Recast the records starting at the line containing "Patent image size: (982, 1263)." and ending at the line containing "The build chamber 1 is at (504, 626)." as a numbered list, leaving out blank lines.

==== Data provided

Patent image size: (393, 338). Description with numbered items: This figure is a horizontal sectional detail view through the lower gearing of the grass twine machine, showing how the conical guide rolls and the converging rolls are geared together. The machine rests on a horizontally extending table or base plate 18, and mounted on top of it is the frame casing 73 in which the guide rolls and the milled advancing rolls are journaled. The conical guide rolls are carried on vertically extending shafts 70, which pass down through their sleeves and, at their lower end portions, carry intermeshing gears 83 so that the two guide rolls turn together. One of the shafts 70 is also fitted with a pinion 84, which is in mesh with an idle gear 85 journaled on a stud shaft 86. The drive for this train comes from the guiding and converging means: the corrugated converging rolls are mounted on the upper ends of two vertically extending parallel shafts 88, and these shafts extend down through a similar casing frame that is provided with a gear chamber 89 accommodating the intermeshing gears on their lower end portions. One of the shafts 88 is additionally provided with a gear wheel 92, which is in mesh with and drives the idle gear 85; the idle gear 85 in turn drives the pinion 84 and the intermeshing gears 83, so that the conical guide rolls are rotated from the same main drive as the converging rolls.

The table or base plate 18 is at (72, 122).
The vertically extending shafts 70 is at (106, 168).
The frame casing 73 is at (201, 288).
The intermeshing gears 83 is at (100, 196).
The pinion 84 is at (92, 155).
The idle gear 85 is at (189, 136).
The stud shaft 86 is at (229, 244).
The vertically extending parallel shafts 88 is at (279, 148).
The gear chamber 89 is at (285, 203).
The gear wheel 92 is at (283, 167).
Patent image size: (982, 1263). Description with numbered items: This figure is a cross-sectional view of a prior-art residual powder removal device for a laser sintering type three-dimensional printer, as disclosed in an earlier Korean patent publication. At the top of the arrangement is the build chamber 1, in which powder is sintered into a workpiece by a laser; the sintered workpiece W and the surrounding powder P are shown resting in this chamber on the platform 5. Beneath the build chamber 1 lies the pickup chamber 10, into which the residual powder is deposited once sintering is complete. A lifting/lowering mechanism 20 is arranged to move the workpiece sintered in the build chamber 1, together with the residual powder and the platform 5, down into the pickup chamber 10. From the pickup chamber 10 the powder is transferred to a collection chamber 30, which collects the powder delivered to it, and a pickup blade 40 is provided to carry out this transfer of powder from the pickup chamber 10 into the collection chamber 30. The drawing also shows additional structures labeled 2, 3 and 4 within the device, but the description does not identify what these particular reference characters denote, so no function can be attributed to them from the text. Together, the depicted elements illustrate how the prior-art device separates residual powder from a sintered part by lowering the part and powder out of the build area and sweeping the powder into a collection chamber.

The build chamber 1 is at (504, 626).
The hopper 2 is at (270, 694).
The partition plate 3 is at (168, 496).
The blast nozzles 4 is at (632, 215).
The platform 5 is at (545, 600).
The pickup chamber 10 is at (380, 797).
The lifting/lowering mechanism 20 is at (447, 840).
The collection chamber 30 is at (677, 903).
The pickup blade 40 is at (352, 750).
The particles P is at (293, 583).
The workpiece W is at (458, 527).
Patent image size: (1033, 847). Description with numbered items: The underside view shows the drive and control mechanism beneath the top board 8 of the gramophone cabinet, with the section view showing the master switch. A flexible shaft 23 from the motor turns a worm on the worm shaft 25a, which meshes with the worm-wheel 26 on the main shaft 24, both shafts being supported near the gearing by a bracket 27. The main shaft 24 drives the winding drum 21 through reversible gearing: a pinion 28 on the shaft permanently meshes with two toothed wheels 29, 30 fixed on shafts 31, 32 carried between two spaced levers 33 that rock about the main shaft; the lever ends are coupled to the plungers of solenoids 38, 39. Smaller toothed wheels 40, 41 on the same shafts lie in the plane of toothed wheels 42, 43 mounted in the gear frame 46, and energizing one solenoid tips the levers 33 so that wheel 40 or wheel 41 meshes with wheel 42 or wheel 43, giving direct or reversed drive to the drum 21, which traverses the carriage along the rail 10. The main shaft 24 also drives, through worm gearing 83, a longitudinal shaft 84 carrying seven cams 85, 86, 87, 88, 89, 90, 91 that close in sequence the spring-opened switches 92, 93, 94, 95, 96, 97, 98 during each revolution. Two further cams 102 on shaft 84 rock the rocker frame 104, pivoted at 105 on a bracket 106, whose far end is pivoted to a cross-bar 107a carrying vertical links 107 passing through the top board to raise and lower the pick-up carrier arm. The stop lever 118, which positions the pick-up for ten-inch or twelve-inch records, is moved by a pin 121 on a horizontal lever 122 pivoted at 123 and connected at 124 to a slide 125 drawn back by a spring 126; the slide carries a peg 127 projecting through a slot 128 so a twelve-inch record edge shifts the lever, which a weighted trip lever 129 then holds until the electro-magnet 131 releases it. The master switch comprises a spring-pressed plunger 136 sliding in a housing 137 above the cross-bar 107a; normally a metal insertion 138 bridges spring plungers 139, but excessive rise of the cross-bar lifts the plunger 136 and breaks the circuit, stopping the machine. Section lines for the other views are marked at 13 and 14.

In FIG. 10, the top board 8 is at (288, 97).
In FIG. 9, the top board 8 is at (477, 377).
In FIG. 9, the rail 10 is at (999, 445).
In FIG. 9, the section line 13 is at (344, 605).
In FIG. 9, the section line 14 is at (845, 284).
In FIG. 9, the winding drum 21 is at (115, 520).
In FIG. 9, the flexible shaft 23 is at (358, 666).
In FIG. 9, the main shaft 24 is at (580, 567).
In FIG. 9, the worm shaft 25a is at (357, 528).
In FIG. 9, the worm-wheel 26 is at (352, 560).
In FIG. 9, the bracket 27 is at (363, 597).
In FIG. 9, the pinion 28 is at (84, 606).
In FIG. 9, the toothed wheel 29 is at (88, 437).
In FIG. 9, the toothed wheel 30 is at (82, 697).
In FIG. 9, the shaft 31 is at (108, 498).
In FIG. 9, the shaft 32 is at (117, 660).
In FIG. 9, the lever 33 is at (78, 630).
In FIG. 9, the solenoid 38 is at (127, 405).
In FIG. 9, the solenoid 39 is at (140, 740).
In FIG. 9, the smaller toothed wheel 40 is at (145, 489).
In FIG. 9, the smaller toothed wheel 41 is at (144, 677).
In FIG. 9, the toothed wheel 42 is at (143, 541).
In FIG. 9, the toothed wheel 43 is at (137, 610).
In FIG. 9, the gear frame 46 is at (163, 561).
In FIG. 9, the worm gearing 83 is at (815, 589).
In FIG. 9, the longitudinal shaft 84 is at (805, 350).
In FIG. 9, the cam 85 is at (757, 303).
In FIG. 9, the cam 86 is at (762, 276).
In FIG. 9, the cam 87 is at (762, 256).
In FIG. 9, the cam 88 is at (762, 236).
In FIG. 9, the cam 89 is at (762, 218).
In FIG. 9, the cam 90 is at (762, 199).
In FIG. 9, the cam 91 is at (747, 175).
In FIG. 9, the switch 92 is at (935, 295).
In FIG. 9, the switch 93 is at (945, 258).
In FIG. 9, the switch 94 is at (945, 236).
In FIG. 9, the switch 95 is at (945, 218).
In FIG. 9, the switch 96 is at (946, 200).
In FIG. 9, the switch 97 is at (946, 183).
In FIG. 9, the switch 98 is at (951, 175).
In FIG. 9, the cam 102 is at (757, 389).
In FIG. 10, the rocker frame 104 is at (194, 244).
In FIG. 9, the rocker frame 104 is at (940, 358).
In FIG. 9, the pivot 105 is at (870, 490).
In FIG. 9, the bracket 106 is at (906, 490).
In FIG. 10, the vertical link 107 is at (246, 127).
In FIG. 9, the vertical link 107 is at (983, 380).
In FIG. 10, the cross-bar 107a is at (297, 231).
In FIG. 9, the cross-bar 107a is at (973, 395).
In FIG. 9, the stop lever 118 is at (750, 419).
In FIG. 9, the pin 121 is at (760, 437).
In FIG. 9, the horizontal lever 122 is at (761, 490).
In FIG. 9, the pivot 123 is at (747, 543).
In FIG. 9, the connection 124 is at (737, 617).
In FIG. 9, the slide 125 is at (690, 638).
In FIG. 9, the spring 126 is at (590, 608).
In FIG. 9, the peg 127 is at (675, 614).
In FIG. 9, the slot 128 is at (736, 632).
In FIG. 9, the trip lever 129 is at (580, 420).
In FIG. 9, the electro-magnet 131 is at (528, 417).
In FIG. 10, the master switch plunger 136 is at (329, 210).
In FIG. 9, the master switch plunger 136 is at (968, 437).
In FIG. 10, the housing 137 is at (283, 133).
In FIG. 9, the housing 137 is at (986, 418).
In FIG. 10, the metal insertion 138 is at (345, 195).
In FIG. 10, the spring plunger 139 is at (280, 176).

========

Response to the exercise.
1. Patent image size: (982, 1263). Description with numbered items: This figure is a cross-sectional view of a prior-art residual powder removal device for a laser sintering type three-dimensional printer, as disclosed in an earlier Korean patent publication. At the top of the arrangement is the build chamber 1, in which powder is sintered into a workpiece by a laser; the sintered workpiece W and the surrounding powder P are shown resting in this chamber on the platform 5. Beneath the build chamber 1 lies the pickup chamber 10, into which the residual powder is deposited once sintering is complete. A lifting/lowering mechanism 20 is arranged to move the workpiece sintered in the build chamber 1, together with the residual powder and the platform 5, down into the pickup chamber 10. From the pickup chamber 10 the powder is transferred to a collection chamber 30, which collects the powder delivered to it, and a pickup blade 40 is provided to carry out this transfer of powder from the pickup chamber 10 into the collection chamber 30. The drawing also shows additional structures labeled 2, 3 and 4 within the device, but the description does not identify what these particular reference characters denote, so no function can be attributed to them from the text. Together, the depicted elements illustrate how the prior-art device separates residual powder from a sintered part by lowering the part and powder out of the build area and sweeping the powder into a collection chamber.
2. The build chamber 1 is at (504, 626).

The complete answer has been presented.